## RECORDS PROVIDED
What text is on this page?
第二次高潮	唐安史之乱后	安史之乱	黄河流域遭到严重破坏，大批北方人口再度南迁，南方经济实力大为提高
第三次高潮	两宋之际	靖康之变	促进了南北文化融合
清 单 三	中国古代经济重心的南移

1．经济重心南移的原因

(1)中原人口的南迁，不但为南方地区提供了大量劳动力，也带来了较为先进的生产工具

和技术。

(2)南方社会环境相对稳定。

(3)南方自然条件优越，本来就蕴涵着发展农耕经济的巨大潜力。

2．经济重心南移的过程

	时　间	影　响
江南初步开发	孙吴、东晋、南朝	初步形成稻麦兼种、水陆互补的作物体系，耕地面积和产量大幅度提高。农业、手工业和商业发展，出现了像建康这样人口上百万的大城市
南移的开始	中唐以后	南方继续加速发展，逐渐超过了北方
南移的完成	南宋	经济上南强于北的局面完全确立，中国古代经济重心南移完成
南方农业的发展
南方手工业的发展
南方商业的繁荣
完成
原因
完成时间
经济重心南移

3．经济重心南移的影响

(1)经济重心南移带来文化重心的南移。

## STATED PROBLEM
Extract every entry in the listing word for word.

## COMPLETED EXERCISE
What text is on this page?
第二次高潮	唐安史之乱后	安史之乱	黄河流域遭到严重破坏，大批北方人口再度南迁，南方经济实力大为提高
第三次高潮	两宋之际	靖康之变	促进了南北文化融合
清 单 三	中国古代经济重心的南移

1．经济重心南移的原因

(1)中原人口的南迁，不但为南方地区提供了大量劳动力，也带来了较为先进的生产工具

和技术。

(2)南方社会环境相对稳定。

(3)南方自然条件优越，本来就蕴涵着发展农耕经济的巨大潜力。

2．经济重心南移的过程

	时　间	影　响
江南初步开发	孙吴、东晋、南朝	初步形成稻麦兼种、水陆互补的作物体系，耕地面积和产量大幅度提高。农业、手工业和商业发展，出现了像建康这样人口上百万的大城市
南移的开始	中唐以后	南方继续加速发展，逐渐超过了北方
南移的完成	南宋	经济上南强于北的局面完全确立，中国古代经济重心南移完成
南方农业的发展
南方手工业的发展
南方商业的繁荣
完成
原因
完成时间
经济重心南移

3．经济重心南移的影响

(1)经济重心南移带来文化重心的南移。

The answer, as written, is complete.